───── Listing ─────

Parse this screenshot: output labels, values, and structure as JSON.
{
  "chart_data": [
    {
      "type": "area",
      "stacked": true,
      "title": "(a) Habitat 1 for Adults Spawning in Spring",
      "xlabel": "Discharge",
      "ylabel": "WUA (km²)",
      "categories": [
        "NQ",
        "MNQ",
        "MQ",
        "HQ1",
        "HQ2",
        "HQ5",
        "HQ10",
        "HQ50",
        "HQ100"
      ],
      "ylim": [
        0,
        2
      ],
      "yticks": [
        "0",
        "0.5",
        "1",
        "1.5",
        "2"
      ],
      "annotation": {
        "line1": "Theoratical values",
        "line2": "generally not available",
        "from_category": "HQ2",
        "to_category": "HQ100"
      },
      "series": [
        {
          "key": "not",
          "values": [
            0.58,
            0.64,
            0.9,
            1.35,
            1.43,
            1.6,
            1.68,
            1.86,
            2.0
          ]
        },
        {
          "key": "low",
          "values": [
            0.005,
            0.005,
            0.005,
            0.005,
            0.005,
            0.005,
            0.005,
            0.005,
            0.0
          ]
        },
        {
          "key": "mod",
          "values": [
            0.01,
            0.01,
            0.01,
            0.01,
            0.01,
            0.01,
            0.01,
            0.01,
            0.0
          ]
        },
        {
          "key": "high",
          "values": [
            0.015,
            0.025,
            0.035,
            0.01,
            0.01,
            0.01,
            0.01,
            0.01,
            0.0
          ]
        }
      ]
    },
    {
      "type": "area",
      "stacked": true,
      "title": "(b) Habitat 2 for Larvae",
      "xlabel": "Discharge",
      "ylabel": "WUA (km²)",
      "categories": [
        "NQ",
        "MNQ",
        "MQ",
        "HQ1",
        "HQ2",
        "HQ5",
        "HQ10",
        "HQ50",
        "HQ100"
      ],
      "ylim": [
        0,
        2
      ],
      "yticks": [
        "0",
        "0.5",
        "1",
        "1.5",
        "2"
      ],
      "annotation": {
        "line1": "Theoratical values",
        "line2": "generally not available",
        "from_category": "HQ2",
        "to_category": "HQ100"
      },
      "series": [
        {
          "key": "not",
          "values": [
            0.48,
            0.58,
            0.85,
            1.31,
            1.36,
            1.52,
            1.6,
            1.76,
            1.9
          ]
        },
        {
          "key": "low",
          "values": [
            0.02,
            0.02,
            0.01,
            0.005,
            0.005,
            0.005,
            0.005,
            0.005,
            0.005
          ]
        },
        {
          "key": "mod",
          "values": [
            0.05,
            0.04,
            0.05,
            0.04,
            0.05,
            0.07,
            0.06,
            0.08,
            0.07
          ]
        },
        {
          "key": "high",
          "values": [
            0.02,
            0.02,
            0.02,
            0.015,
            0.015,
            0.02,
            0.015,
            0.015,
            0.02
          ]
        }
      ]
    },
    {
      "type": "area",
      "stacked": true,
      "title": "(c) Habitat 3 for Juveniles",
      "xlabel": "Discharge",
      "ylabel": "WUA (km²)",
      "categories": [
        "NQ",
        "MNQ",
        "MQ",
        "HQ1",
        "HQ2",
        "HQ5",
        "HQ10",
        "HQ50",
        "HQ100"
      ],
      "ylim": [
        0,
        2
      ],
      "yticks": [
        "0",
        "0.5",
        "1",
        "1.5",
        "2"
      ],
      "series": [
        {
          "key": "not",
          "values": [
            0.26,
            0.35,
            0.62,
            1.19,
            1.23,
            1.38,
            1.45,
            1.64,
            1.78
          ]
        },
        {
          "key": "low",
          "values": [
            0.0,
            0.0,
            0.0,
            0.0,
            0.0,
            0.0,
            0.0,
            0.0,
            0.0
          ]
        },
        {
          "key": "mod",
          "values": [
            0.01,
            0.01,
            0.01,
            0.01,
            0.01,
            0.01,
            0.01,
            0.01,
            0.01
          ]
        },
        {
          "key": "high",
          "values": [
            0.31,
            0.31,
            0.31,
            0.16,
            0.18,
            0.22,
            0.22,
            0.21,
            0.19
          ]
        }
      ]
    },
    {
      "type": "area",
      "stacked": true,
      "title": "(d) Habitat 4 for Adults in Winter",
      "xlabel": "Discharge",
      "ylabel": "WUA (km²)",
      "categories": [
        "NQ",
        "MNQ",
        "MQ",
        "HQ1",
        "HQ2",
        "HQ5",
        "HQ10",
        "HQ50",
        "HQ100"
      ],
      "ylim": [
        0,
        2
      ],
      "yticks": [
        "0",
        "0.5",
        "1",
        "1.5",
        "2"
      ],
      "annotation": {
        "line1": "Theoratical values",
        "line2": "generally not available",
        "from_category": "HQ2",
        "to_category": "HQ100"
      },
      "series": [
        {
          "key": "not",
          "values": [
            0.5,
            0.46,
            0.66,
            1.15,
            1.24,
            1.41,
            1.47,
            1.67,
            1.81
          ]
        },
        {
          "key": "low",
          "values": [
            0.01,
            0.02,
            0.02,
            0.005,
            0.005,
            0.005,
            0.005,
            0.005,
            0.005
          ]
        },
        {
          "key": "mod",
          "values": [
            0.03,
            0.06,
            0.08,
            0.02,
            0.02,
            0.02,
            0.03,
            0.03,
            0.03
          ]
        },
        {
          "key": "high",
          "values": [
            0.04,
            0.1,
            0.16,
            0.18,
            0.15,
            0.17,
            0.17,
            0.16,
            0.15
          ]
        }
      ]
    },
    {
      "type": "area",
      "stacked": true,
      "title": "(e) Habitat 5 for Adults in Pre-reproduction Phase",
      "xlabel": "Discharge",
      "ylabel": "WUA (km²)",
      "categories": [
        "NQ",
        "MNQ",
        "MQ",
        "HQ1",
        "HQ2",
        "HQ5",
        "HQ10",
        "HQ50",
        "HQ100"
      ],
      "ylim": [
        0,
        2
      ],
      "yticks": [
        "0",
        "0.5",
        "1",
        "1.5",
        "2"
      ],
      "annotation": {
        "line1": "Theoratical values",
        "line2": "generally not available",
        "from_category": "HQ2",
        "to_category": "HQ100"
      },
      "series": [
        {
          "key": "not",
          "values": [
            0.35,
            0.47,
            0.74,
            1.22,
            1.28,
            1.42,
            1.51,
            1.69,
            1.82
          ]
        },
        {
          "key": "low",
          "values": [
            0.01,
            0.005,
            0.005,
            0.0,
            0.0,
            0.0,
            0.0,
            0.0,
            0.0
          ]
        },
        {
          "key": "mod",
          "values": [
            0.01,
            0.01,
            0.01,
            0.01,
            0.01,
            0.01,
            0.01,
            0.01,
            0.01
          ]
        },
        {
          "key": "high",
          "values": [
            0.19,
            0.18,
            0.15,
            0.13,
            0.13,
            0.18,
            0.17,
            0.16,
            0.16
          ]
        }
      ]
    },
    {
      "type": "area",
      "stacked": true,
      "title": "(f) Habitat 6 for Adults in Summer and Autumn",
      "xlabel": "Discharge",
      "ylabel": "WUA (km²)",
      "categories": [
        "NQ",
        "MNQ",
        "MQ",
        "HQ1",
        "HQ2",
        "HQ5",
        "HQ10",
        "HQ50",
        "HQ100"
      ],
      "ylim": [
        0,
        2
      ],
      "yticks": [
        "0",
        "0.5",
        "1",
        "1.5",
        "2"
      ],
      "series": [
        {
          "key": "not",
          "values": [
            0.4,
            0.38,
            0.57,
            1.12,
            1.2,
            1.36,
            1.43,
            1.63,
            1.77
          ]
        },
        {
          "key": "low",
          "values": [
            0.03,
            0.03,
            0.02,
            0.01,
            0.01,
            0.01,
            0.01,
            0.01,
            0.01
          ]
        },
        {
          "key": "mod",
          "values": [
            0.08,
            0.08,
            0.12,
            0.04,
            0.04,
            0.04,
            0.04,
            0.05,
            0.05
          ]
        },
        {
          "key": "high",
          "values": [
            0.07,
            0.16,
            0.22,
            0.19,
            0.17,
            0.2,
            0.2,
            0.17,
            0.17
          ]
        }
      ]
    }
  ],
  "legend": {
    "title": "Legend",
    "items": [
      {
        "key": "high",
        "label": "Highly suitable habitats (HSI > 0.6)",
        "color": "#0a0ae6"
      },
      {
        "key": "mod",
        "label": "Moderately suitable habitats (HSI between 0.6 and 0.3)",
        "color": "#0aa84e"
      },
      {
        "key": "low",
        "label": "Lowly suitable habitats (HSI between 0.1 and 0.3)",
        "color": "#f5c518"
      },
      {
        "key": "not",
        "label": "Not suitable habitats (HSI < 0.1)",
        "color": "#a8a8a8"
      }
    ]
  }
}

─────

**Your task**
Which lines contain "habitats"? Copy each of them.

**Task output**
        "label": "Highly suitable habitats (HSI > 0.6)",
        "label": "Moderately suitable habitats (HSI between 0.6 and 0.3)",
        "label": "Lowly suitable habitats (HSI between 0.1 and 0.3)",
        "label": "Not suitable habitats (HSI < 0.1)",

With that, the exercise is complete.